**WHAT TO DO**
Single out the lines of the material that contain "JSON" and copy them.
------------------------
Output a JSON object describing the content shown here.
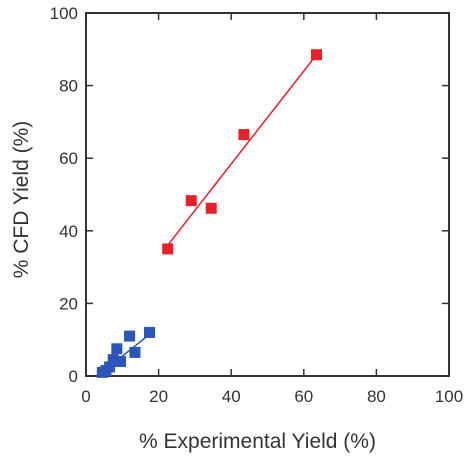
{
  "chart_data": {
    "type": "scatter",
    "xlabel": "% Experimental  Yield (%)",
    "ylabel": "% CFD Yield (%)",
    "xlim": [
      0,
      100
    ],
    "ylim": [
      0,
      100
    ],
    "xticks": [
      "0",
      "20",
      "40",
      "60",
      "80",
      "100"
    ],
    "yticks": [
      "0",
      "20",
      "40",
      "60",
      "80",
      "100"
    ],
    "grid": false,
    "legend": "none",
    "series": [
      {
        "color": "#e8202a",
        "marker": "square",
        "points": [
          {
            "x": 22.5,
            "y": 35.0
          },
          {
            "x": 29.0,
            "y": 48.3
          },
          {
            "x": 34.5,
            "y": 46.2
          },
          {
            "x": 43.5,
            "y": 66.5
          },
          {
            "x": 63.5,
            "y": 88.5
          }
        ],
        "fit_line": {
          "x": [
            22.5,
            63.5
          ],
          "y": [
            36.0,
            88.5
          ]
        }
      },
      {
        "color": "#2b55b8",
        "marker": "square",
        "points": [
          {
            "x": 4.5,
            "y": 1.0
          },
          {
            "x": 5.5,
            "y": 1.5
          },
          {
            "x": 6.5,
            "y": 2.5
          },
          {
            "x": 7.5,
            "y": 4.5
          },
          {
            "x": 8.5,
            "y": 7.5
          },
          {
            "x": 9.5,
            "y": 4.0
          },
          {
            "x": 12.0,
            "y": 11.0
          },
          {
            "x": 13.5,
            "y": 6.5
          },
          {
            "x": 17.5,
            "y": 12.0
          }
        ],
        "fit_line": {
          "x": [
            4.5,
            17.5
          ],
          "y": [
            1.0,
            11.5
          ]
        }
      }
    ]
  }
}
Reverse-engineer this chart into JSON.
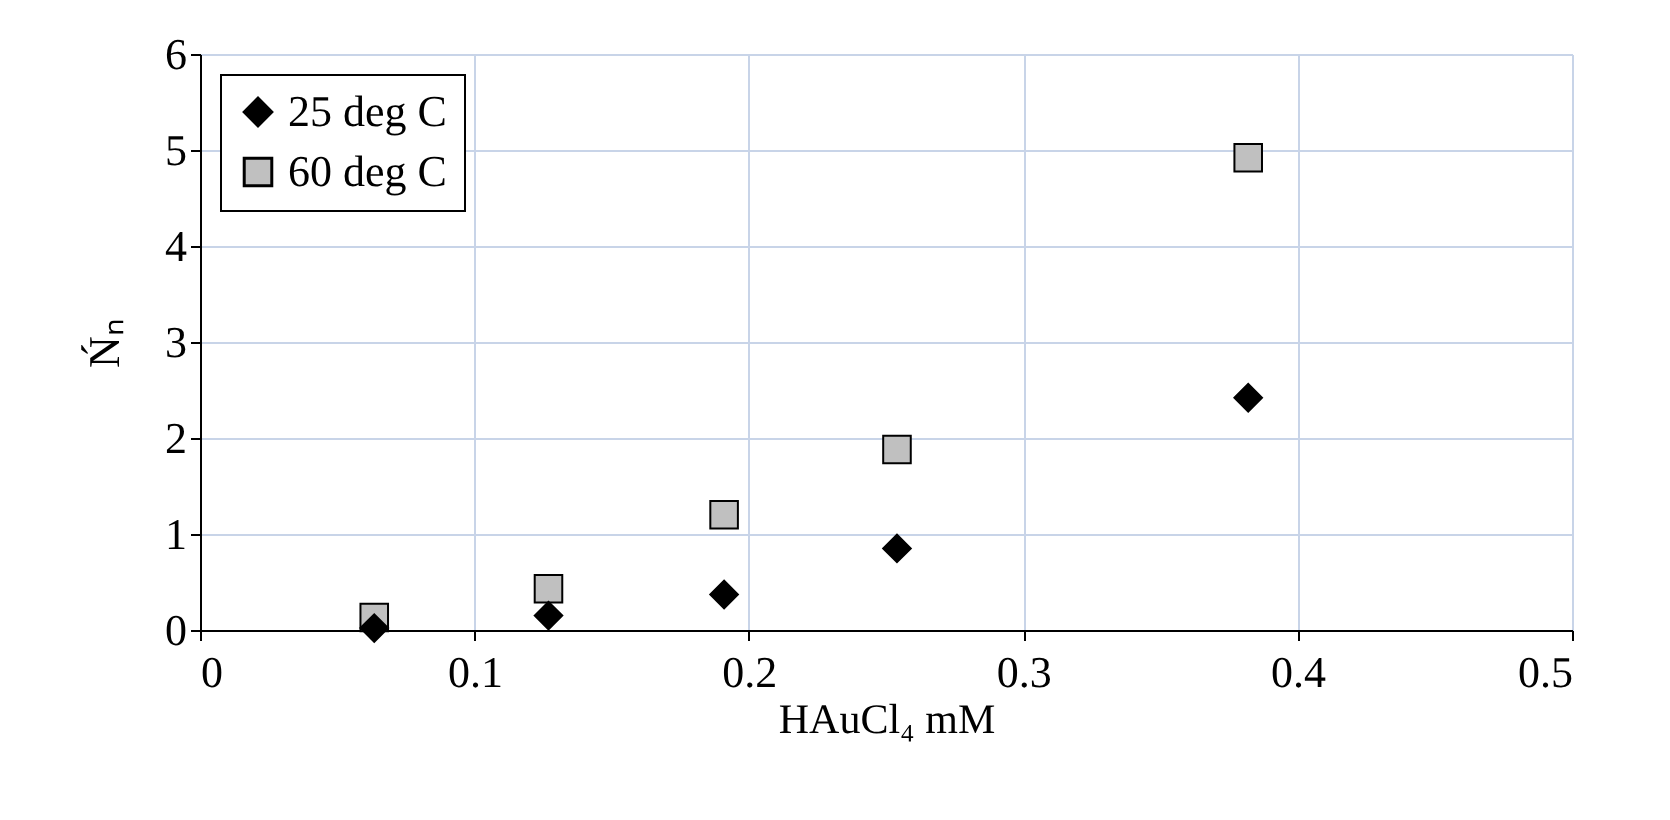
{
  "chart_data": {
    "type": "scatter",
    "xlabel": "HAuCl₄ mM",
    "ylabel": "Ńₙ",
    "x": [
      0.0635,
      0.127,
      0.191,
      0.254,
      0.382
    ],
    "series": [
      {
        "name": "25 deg C",
        "color": "#000000",
        "marker": "diamond",
        "values": [
          0.02,
          0.15,
          0.37,
          0.85,
          2.42
        ]
      },
      {
        "name": "60 deg C",
        "color": "#c0c0c0",
        "marker": "square",
        "values": [
          0.13,
          0.43,
          1.2,
          1.88,
          4.92
        ]
      }
    ],
    "xlim": [
      0,
      0.5
    ],
    "xticks": [
      0,
      0.1,
      0.2,
      0.3,
      0.4,
      0.5
    ],
    "ylim": [
      0,
      6
    ],
    "yticks": [
      0,
      1,
      2,
      3,
      4,
      5,
      6
    ],
    "grid": true,
    "legend": "top left"
  }
}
------------------------
**WORKED SOLUTION**
Output a JSON object describing the content shown here.
Reverse-engineer this chart into JSON.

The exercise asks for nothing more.